→ Written exercise
Below is a set of records; print all of them exactly as written.

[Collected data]
>> Begin
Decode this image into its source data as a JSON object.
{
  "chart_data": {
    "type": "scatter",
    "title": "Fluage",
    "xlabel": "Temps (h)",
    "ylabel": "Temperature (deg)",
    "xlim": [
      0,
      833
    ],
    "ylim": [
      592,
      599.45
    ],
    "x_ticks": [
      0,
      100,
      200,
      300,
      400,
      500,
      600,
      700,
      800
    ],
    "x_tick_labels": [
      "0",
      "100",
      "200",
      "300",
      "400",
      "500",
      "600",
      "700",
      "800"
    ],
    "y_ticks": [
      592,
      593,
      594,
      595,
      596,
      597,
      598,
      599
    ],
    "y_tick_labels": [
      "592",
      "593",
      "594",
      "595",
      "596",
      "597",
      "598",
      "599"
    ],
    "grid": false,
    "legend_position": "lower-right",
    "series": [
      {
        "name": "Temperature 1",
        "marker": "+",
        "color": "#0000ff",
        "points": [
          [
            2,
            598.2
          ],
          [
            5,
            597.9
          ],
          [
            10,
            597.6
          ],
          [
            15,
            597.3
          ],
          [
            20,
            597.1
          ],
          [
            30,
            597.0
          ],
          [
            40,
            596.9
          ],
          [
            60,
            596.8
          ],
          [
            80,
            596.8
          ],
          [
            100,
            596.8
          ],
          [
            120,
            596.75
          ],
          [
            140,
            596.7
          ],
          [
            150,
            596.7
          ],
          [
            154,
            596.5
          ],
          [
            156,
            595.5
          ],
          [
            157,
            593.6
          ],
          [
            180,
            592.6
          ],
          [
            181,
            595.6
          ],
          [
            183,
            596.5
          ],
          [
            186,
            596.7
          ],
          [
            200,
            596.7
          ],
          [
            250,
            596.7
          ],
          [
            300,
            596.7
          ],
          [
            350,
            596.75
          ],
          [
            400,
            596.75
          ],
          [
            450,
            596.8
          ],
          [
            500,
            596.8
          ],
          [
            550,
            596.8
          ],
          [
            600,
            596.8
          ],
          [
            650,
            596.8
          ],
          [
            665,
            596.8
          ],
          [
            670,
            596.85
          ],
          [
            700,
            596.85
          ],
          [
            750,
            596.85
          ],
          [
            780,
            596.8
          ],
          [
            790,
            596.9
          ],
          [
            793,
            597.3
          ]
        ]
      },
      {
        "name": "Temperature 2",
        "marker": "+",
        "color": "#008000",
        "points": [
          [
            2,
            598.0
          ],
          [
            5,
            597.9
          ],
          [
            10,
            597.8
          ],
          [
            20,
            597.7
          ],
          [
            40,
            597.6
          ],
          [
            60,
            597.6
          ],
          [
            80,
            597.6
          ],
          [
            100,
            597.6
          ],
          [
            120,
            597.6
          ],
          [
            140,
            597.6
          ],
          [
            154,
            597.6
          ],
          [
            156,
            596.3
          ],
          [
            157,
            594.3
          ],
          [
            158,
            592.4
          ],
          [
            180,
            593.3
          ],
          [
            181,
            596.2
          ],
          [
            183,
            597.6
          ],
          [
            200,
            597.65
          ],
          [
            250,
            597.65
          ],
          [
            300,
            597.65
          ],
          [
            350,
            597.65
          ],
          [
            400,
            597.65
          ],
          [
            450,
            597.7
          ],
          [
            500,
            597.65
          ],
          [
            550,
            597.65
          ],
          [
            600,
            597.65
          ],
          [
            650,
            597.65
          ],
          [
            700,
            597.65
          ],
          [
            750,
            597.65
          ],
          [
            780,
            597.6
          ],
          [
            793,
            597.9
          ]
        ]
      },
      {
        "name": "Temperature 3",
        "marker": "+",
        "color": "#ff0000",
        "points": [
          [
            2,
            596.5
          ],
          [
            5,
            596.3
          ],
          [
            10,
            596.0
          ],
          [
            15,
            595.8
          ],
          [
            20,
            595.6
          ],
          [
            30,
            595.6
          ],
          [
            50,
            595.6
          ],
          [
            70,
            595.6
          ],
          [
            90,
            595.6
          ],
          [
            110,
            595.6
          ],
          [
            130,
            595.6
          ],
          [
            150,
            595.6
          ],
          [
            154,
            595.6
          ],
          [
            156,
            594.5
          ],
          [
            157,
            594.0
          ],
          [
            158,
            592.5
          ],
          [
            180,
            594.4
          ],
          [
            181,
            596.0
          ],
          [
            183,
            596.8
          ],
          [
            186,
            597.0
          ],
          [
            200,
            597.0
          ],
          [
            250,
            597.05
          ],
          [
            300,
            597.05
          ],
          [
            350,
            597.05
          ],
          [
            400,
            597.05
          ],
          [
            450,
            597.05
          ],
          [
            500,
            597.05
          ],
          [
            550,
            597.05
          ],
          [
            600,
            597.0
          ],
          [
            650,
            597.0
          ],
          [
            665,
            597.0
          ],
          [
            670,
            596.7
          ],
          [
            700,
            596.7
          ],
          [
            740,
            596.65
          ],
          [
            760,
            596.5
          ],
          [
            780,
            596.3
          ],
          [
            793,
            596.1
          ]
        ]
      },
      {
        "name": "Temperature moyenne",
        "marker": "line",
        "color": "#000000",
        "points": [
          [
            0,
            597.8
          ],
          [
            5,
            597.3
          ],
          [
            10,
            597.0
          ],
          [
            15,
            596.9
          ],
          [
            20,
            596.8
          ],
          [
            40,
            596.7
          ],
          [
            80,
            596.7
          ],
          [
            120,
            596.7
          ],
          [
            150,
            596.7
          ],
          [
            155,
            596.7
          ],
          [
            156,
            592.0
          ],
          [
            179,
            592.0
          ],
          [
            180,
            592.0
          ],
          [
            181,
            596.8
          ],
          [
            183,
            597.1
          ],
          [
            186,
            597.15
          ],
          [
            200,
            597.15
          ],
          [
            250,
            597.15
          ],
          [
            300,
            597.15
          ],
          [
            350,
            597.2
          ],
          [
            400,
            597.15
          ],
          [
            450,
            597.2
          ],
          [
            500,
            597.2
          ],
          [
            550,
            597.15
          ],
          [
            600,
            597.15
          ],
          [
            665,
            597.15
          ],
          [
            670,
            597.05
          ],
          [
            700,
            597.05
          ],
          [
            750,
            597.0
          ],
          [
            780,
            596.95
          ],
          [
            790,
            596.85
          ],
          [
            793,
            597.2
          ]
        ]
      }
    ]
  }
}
>> End
→ Result for this exercise
Decode this image into its source data as a JSON object.
{
  "chart_data": {
    "type": "scatter",
    "title": "Fluage",
    "xlabel": "Temps (h)",
    "ylabel": "Temperature (deg)",
    "xlim": [
      0,
      833
    ],
    "ylim": [
      592,
      599.45
    ],
    "x_ticks": [
      0,
      100,
      200,
      300,
      400,
      500,
      600,
      700,
      800
    ],
    "x_tick_labels": [
      "0",
      "100",
      "200",
      "300",
      "400",
      "500",
      "600",
      "700",
      "800"
    ],
    "y_ticks": [
      592,
      593,
      594,
      595,
      596,
      597,
      598,
      599
    ],
    "y_tick_labels": [
      "592",
      "593",
      "594",
      "595",
      "596",
      "597",
      "598",
      "599"
    ],
    "grid": false,
    "legend_position": "lower-right",
    "series": [
      {
        "name": "Temperature 1",
        "marker": "+",
        "color": "#0000ff",
        "points": [
          [
            2,
            598.2
          ],
          [
            5,
            597.9
          ],
          [
            10,
            597.6
          ],
          [
            15,
            597.3
          ],
          [
            20,
            597.1
          ],
          [
            30,
            597.0
          ],
          [
            40,
            596.9
          ],
          [
            60,
            596.8
          ],
          [
            80,
            596.8
          ],
          [
            100,
            596.8
          ],
          [
            120,
            596.75
          ],
          [
            140,
            596.7
          ],
          [
            150,
            596.7
          ],
          [
            154,
            596.5
          ],
          [
            156,
            595.5
          ],
          [
            157,
            593.6
          ],
          [
            180,
            592.6
          ],
          [
            181,
            595.6
          ],
          [
            183,
            596.5
          ],
          [
            186,
            596.7
          ],
          [
            200,
            596.7
          ],
          [
            250,
            596.7
          ],
          [
            300,
            596.7
          ],
          [
            350,
            596.75
          ],
          [
            400,
            596.75
          ],
          [
            450,
            596.8
          ],
          [
            500,
            596.8
          ],
          [
            550,
            596.8
          ],
          [
            600,
            596.8
          ],
          [
            650,
            596.8
          ],
          [
            665,
            596.8
          ],
          [
            670,
            596.85
          ],
          [
            700,
            596.85
          ],
          [
            750,
            596.85
          ],
          [
            780,
            596.8
          ],
          [
            790,
            596.9
          ],
          [
            793,
            597.3
          ]
        ]
      },
      {
        "name": "Temperature 2",
        "marker": "+",
        "color": "#008000",
        "points": [
          [
            2,
            598.0
          ],
          [
            5,
            597.9
          ],
          [
            10,
            597.8
          ],
          [
            20,
            597.7
          ],
          [
            40,
            597.6
          ],
          [
            60,
            597.6
          ],
          [
            80,
            597.6
          ],
          [
            100,
            597.6
          ],
          [
            120,
            597.6
          ],
          [
            140,
            597.6
          ],
          [
            154,
            597.6
          ],
          [
            156,
            596.3
          ],
          [
            157,
            594.3
          ],
          [
            158,
            592.4
          ],
          [
            180,
            593.3
          ],
          [
            181,
            596.2
          ],
          [
            183,
            597.6
          ],
          [
            200,
            597.65
          ],
          [
            250,
            597.65
          ],
          [
            300,
            597.65
          ],
          [
            350,
            597.65
          ],
          [
            400,
            597.65
          ],
          [
            450,
            597.7
          ],
          [
            500,
            597.65
          ],
          [
            550,
            597.65
          ],
          [
            600,
            597.65
          ],
          [
            650,
            597.65
          ],
          [
            700,
            597.65
          ],
          [
            750,
            597.65
          ],
          [
            780,
            597.6
          ],
          [
            793,
            597.9
          ]
        ]
      },
      {
        "name": "Temperature 3",
        "marker": "+",
        "color": "#ff0000",
        "points": [
          [
            2,
            596.5
          ],
          [
            5,
            596.3
          ],
          [
            10,
            596.0
          ],
          [
            15,
            595.8
          ],
          [
            20,
            595.6
          ],
          [
            30,
            595.6
          ],
          [
            50,
            595.6
          ],
          [
            70,
            595.6
          ],
          [
            90,
            595.6
          ],
          [
            110,
            595.6
          ],
          [
            130,
            595.6
          ],
          [
            150,
            595.6
          ],
          [
            154,
            595.6
          ],
          [
            156,
            594.5
          ],
          [
            157,
            594.0
          ],
          [
            158,
            592.5
          ],
          [
            180,
            594.4
          ],
          [
            181,
            596.0
          ],
          [
            183,
            596.8
          ],
          [
            186,
            597.0
          ],
          [
            200,
            597.0
          ],
          [
            250,
            597.05
          ],
          [
            300,
            597.05
          ],
          [
            350,
            597.05
          ],
          [
            400,
            597.05
          ],
          [
            450,
            597.05
          ],
          [
            500,
            597.05
          ],
          [
            550,
            597.05
          ],
          [
            600,
            597.0
          ],
          [
            650,
            597.0
          ],
          [
            665,
            597.0
          ],
          [
            670,
            596.7
          ],
          [
            700,
            596.7
          ],
          [
            740,
            596.65
          ],
          [
            760,
            596.5
          ],
          [
            780,
            596.3
          ],
          [
            793,
            596.1
          ]
        ]
      },
      {
        "name": "Temperature moyenne",
        "marker": "line",
        "color": "#000000",
        "points": [
          [
            0,
            597.8
          ],
          [
            5,
            597.3
          ],
          [
            10,
            597.0
          ],
          [
            15,
            596.9
          ],
          [
            20,
            596.8
          ],
          [
            40,
            596.7
          ],
          [
            80,
            596.7
          ],
          [
            120,
            596.7
          ],
          [
            150,
            596.7
          ],
          [
            155,
            596.7
          ],
          [
            156,
            592.0
          ],
          [
            179,
            592.0
          ],
          [
            180,
            592.0
          ],
          [
            181,
            596.8
          ],
          [
            183,
            597.1
          ],
          [
            186,
            597.15
          ],
          [
            200,
            597.15
          ],
          [
            250,
            597.15
          ],
          [
            300,
            597.15
          ],
          [
            350,
            597.2
          ],
          [
            400,
            597.15
          ],
          [
            450,
            597.2
          ],
          [
            500,
            597.2
          ],
          [
            550,
            597.15
          ],
          [
            600,
            597.15
          ],
          [
            665,
            597.15
          ],
          [
            670,
            597.05
          ],
          [
            700,
            597.05
          ],
          [
            750,
            597.0
          ],
          [
            780,
            596.95
          ],
          [
            790,
            596.85
          ],
          [
            793,
            597.2
          ]
        ]
      }
    ]
  }
}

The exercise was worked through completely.